WHAT THE TASK ASKS -> Every line below should be copied exactly; drop the pictures.
• • • • •
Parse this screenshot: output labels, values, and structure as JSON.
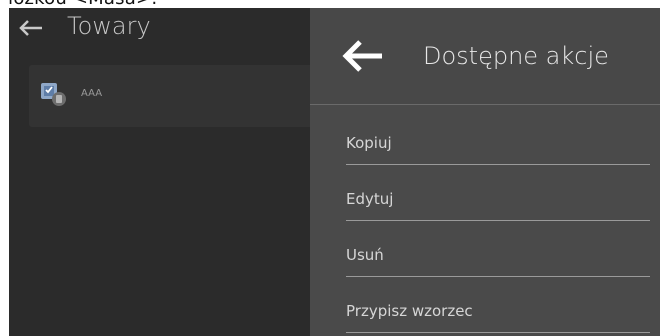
{
  "caption": {
    "text": "łożkou <Masa>:"
  },
  "background_screen": {
    "back_icon": "arrow-left-icon",
    "title": "Towary",
    "products": [
      {
        "name": "AAA",
        "icon": "product-scale-icon"
      }
    ]
  },
  "actions_panel": {
    "back_icon": "arrow-left-icon",
    "title": "Dostępne akcje",
    "items": [
      {
        "label": "Kopiuj"
      },
      {
        "label": "Edytuj"
      },
      {
        "label": "Usuń"
      },
      {
        "label": "Przypisz wzorzec"
      }
    ]
  },
  "colors": {
    "device_bg": "#2b2b2b",
    "panel_bg": "#4a4a4a",
    "text_light": "#e8e8e8",
    "divider": "#9a9a9a"
  }
}
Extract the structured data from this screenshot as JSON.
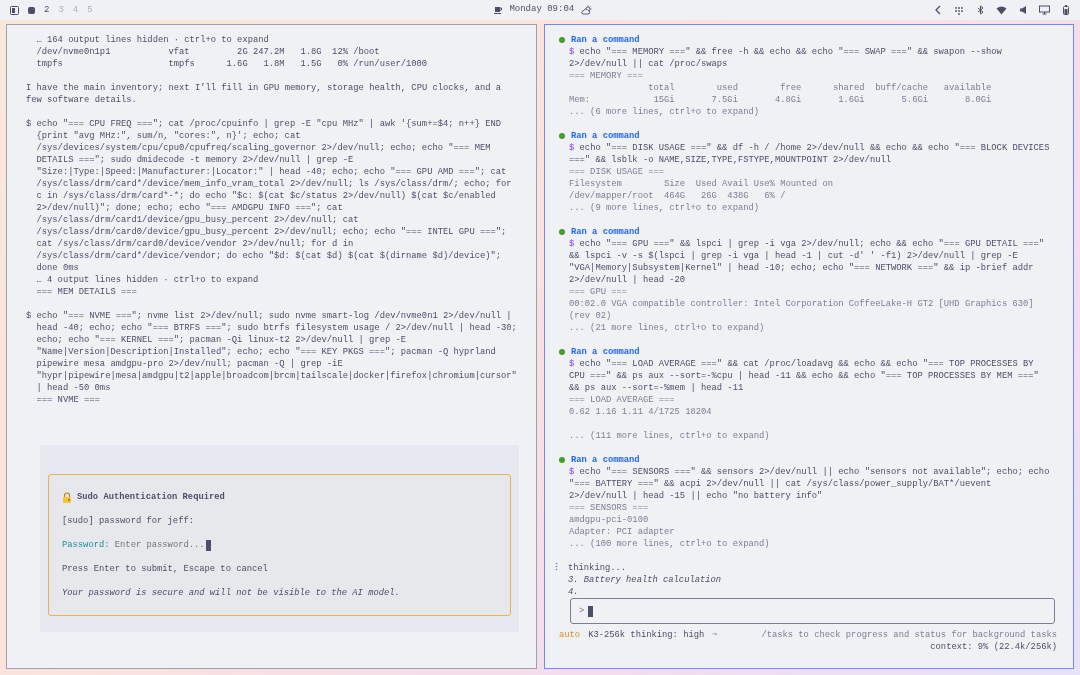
• • • • •
RESULT OF THIS EXERCISE ->
Parse this screenshot: output labels, values, and structure as JSON.
{
  "caption": {
    "text": "łożkou <Masa>:"
  },
  "background_screen": {
    "back_icon": "arrow-left-icon",
    "title": "Towary",
    "products": [
      {
        "name": "AAA",
        "icon": "product-scale-icon"
      }
    ]
  },
  "actions_panel": {
    "back_icon": "arrow-left-icon",
    "title": "Dostępne akcje",
    "items": [
      {
        "label": "Kopiuj"
      },
      {
        "label": "Edytuj"
      },
      {
        "label": "Usuń"
      },
      {
        "label": "Przypisz wzorzec"
      }
    ]
  },
  "colors": {
    "device_bg": "#2b2b2b",
    "panel_bg": "#4a4a4a",
    "text_light": "#e8e8e8",
    "divider": "#9a9a9a"
  }
}
Extract the structured data from this screenshot as JSON.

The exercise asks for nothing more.